● **EXERCISE DETAILS**
Find the lines below that contain the string "gamblers". Copy each one.

● **EXTRACTED ENTRIES**

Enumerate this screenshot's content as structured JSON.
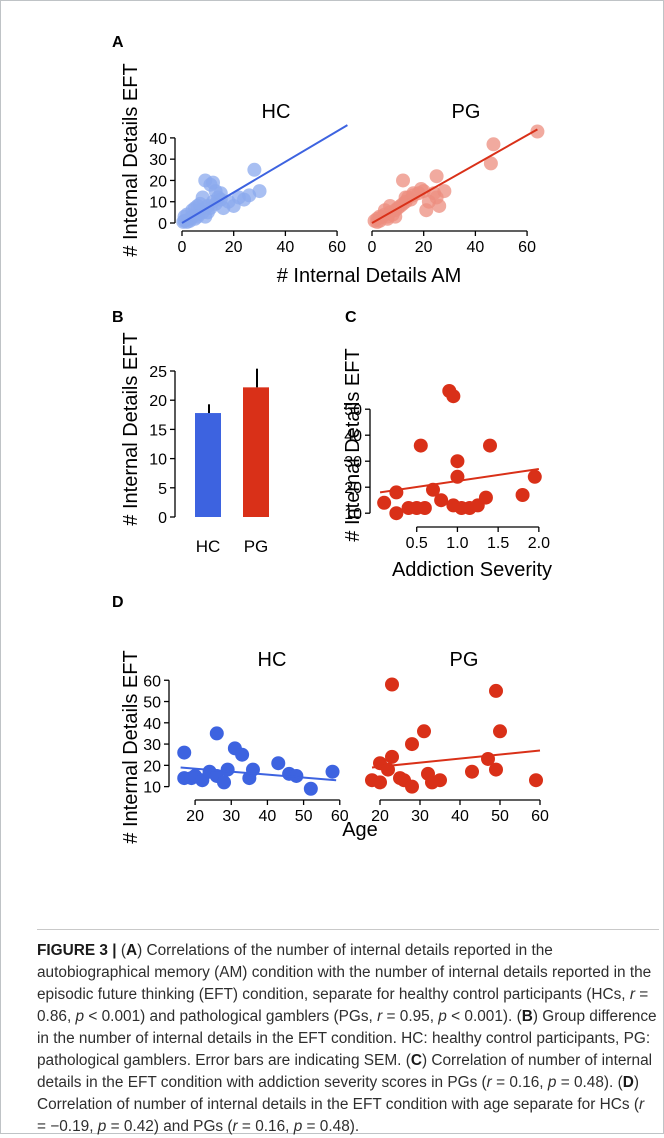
{
  "panels": {
    "A": {
      "letter": "A",
      "xlabel": "# Internal Details AM",
      "ylabel": "# Internal Details EFT"
    },
    "B": {
      "letter": "B",
      "ylabel": "# Internal Details EFT"
    },
    "C": {
      "letter": "C",
      "xlabel": "Addiction Severity",
      "ylabel": "# Internal Details EFT"
    },
    "D": {
      "letter": "D",
      "xlabel": "Age",
      "ylabel": "# Internal Details EFT"
    }
  },
  "colors": {
    "hc": "#3d63e0",
    "hc_light": "#8ba9ee",
    "pg": "#d93018",
    "pg_light": "#ec8e7f"
  },
  "chart_data": [
    {
      "panel": "A",
      "type": "scatter",
      "title": "HC",
      "xlabel": "# Internal Details AM",
      "ylabel": "# Internal Details EFT",
      "xlim": [
        0,
        65
      ],
      "ylim": [
        0,
        47
      ],
      "xticks": [
        "0",
        "20",
        "40",
        "60"
      ],
      "yticks": [
        "0",
        "10",
        "20",
        "30",
        "40"
      ],
      "points": [
        [
          1,
          1
        ],
        [
          2,
          0.5
        ],
        [
          3,
          2
        ],
        [
          4,
          3
        ],
        [
          5,
          2
        ],
        [
          6,
          4
        ],
        [
          7,
          6
        ],
        [
          8,
          5
        ],
        [
          9,
          3
        ],
        [
          10,
          8
        ],
        [
          11,
          7
        ],
        [
          12,
          10
        ],
        [
          13,
          9
        ],
        [
          14,
          12
        ],
        [
          15,
          11
        ],
        [
          16,
          7
        ],
        [
          2,
          4
        ],
        [
          4,
          6
        ],
        [
          6,
          8
        ],
        [
          5,
          7
        ],
        [
          8,
          12
        ],
        [
          9,
          20
        ],
        [
          11,
          18
        ],
        [
          12,
          19
        ],
        [
          13,
          15
        ],
        [
          3,
          1
        ],
        [
          1,
          3
        ],
        [
          0.5,
          0.5
        ],
        [
          7,
          9
        ],
        [
          10,
          5
        ],
        [
          15,
          14
        ],
        [
          18,
          10
        ],
        [
          20,
          8
        ],
        [
          22,
          12
        ],
        [
          24,
          11
        ],
        [
          26,
          13
        ],
        [
          28,
          25
        ],
        [
          30,
          15
        ],
        [
          6,
          3
        ]
      ],
      "fit": {
        "x": [
          0,
          64
        ],
        "y": [
          0,
          46
        ]
      }
    },
    {
      "panel": "A",
      "type": "scatter",
      "title": "PG",
      "xlabel": "# Internal Details AM",
      "ylabel": "# Internal Details EFT",
      "xlim": [
        0,
        65
      ],
      "ylim": [
        0,
        47
      ],
      "xticks": [
        "0",
        "20",
        "40",
        "60"
      ],
      "yticks": [
        "0",
        "10",
        "20",
        "30",
        "40"
      ],
      "points": [
        [
          1,
          1
        ],
        [
          2,
          2
        ],
        [
          3,
          1
        ],
        [
          4,
          3
        ],
        [
          5,
          4
        ],
        [
          6,
          3
        ],
        [
          7,
          5
        ],
        [
          8,
          4
        ],
        [
          9,
          6
        ],
        [
          10,
          7
        ],
        [
          11,
          8
        ],
        [
          12,
          9
        ],
        [
          13,
          10
        ],
        [
          14,
          12
        ],
        [
          15,
          11
        ],
        [
          16,
          13
        ],
        [
          18,
          14
        ],
        [
          20,
          15
        ],
        [
          22,
          10
        ],
        [
          24,
          14
        ],
        [
          26,
          8
        ],
        [
          5,
          6
        ],
        [
          7,
          8
        ],
        [
          12,
          20
        ],
        [
          25,
          22
        ],
        [
          28,
          15
        ],
        [
          46,
          28
        ],
        [
          47,
          37
        ],
        [
          64,
          43
        ],
        [
          2,
          0.5
        ],
        [
          3,
          3
        ],
        [
          6,
          2
        ],
        [
          9,
          3
        ],
        [
          13,
          12
        ],
        [
          16,
          14
        ],
        [
          19,
          16
        ],
        [
          21,
          6
        ],
        [
          25,
          12
        ]
      ],
      "fit": {
        "x": [
          0,
          64
        ],
        "y": [
          0,
          44
        ]
      }
    },
    {
      "panel": "B",
      "type": "bar",
      "ylabel": "# Internal Details EFT",
      "categories": [
        "HC",
        "PG"
      ],
      "values": [
        17.8,
        22.2
      ],
      "sem": [
        1.5,
        3.2
      ],
      "ylim": [
        0,
        25
      ],
      "yticks": [
        "0",
        "5",
        "10",
        "15",
        "20",
        "25"
      ]
    },
    {
      "panel": "C",
      "type": "scatter",
      "xlabel": "Addiction Severity",
      "ylabel": "# Internal Details EFT",
      "xlim": [
        0,
        2.1
      ],
      "ylim": [
        7,
        62
      ],
      "xticks": [
        "0.5",
        "1.0",
        "1.5",
        "2.0"
      ],
      "yticks": [
        "10",
        "20",
        "30",
        "40",
        "50"
      ],
      "points": [
        [
          0.1,
          14
        ],
        [
          0.25,
          18
        ],
        [
          0.25,
          10
        ],
        [
          0.4,
          12
        ],
        [
          0.5,
          12
        ],
        [
          0.55,
          36
        ],
        [
          0.6,
          12
        ],
        [
          0.7,
          19
        ],
        [
          0.8,
          15
        ],
        [
          0.9,
          57
        ],
        [
          0.95,
          55
        ],
        [
          0.95,
          13
        ],
        [
          1.0,
          30
        ],
        [
          1.0,
          24
        ],
        [
          1.05,
          12
        ],
        [
          1.15,
          12
        ],
        [
          1.25,
          13
        ],
        [
          1.35,
          16
        ],
        [
          1.4,
          36
        ],
        [
          1.8,
          17
        ],
        [
          1.95,
          24
        ]
      ],
      "fit": {
        "x": [
          0.05,
          2.0
        ],
        "y": [
          18,
          27
        ]
      }
    },
    {
      "panel": "D",
      "type": "scatter",
      "title": "HC",
      "xlabel": "Age",
      "ylabel": "# Internal Details EFT",
      "xlim": [
        15,
        62
      ],
      "ylim": [
        7,
        62
      ],
      "xticks": [
        "20",
        "30",
        "40",
        "50",
        "60"
      ],
      "yticks": [
        "10",
        "20",
        "30",
        "40",
        "50",
        "60"
      ],
      "points": [
        [
          17,
          26
        ],
        [
          17,
          14
        ],
        [
          19,
          14
        ],
        [
          20,
          15
        ],
        [
          22,
          13
        ],
        [
          24,
          17
        ],
        [
          26,
          35
        ],
        [
          26,
          15
        ],
        [
          28,
          12
        ],
        [
          29,
          18
        ],
        [
          31,
          28
        ],
        [
          33,
          25
        ],
        [
          35,
          14
        ],
        [
          36,
          18
        ],
        [
          43,
          21
        ],
        [
          46,
          16
        ],
        [
          48,
          15
        ],
        [
          52,
          9
        ],
        [
          58,
          17
        ]
      ],
      "fit": {
        "x": [
          16,
          59
        ],
        "y": [
          19,
          13
        ]
      }
    },
    {
      "panel": "D",
      "type": "scatter",
      "title": "PG",
      "xlabel": "Age",
      "ylabel": "# Internal Details EFT",
      "xlim": [
        15,
        62
      ],
      "ylim": [
        7,
        62
      ],
      "xticks": [
        "20",
        "30",
        "40",
        "50",
        "60"
      ],
      "yticks": [
        "10",
        "20",
        "30",
        "40",
        "50",
        "60"
      ],
      "points": [
        [
          18,
          13
        ],
        [
          20,
          21
        ],
        [
          20,
          12
        ],
        [
          22,
          18
        ],
        [
          23,
          58
        ],
        [
          23,
          24
        ],
        [
          25,
          14
        ],
        [
          26,
          13
        ],
        [
          28,
          30
        ],
        [
          28,
          10
        ],
        [
          31,
          36
        ],
        [
          32,
          16
        ],
        [
          33,
          12
        ],
        [
          35,
          13
        ],
        [
          43,
          17
        ],
        [
          47,
          23
        ],
        [
          49,
          55
        ],
        [
          50,
          36
        ],
        [
          49,
          18
        ],
        [
          59,
          13
        ]
      ],
      "fit": {
        "x": [
          18,
          60
        ],
        "y": [
          19,
          27
        ]
      }
    }
  ],
  "caption": {
    "label": "FIGURE 3 |",
    "parts": [
      {
        "t": " (",
        "b": false
      },
      {
        "t": "A",
        "b": true
      },
      {
        "t": ") Correlations of the number of internal details reported in the autobiographical memory (AM) condition with the number of internal details reported in the episodic future thinking (EFT) condition, separate for healthy control participants (HCs, ",
        "b": false
      },
      {
        "t": "r",
        "i": true
      },
      {
        "t": " = 0.86, ",
        "b": false
      },
      {
        "t": "p",
        "i": true
      },
      {
        "t": " < 0.001) and pathological gamblers (PGs, ",
        "b": false
      },
      {
        "t": "r",
        "i": true
      },
      {
        "t": " = 0.95, ",
        "b": false
      },
      {
        "t": "p",
        "i": true
      },
      {
        "t": " < 0.001). (",
        "b": false
      },
      {
        "t": "B",
        "b": true
      },
      {
        "t": ") Group difference in the number of internal details in the EFT condition. HC: healthy control participants, PG: pathological gamblers. Error bars are indicating SEM. (",
        "b": false
      },
      {
        "t": "C",
        "b": true
      },
      {
        "t": ") Correlation of number of internal details in the EFT condition with addiction severity scores in PGs (",
        "b": false
      },
      {
        "t": "r",
        "i": true
      },
      {
        "t": " = 0.16, ",
        "b": false
      },
      {
        "t": "p",
        "i": true
      },
      {
        "t": " = 0.48). (",
        "b": false
      },
      {
        "t": "D",
        "b": true
      },
      {
        "t": ") Correlation of number of internal details in the EFT condition with age separate for HCs (",
        "b": false
      },
      {
        "t": "r",
        "i": true
      },
      {
        "t": " = −0.19, ",
        "b": false
      },
      {
        "t": "p",
        "i": true
      },
      {
        "t": " = 0.42) and PGs (",
        "b": false
      },
      {
        "t": "r",
        "i": true
      },
      {
        "t": " = 0.16, ",
        "b": false
      },
      {
        "t": "p",
        "i": true
      },
      {
        "t": " = 0.48).",
        "b": false
      }
    ]
  }
}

● **ANSWER TO THE PROBLEM**
        "t": " < 0.001) and pathological gamblers (PGs, ",
        "t": ") Group difference in the number of internal details in the EFT condition. HC: healthy control participants, PG: pathological gamblers. Error bars are indicating SEM. (",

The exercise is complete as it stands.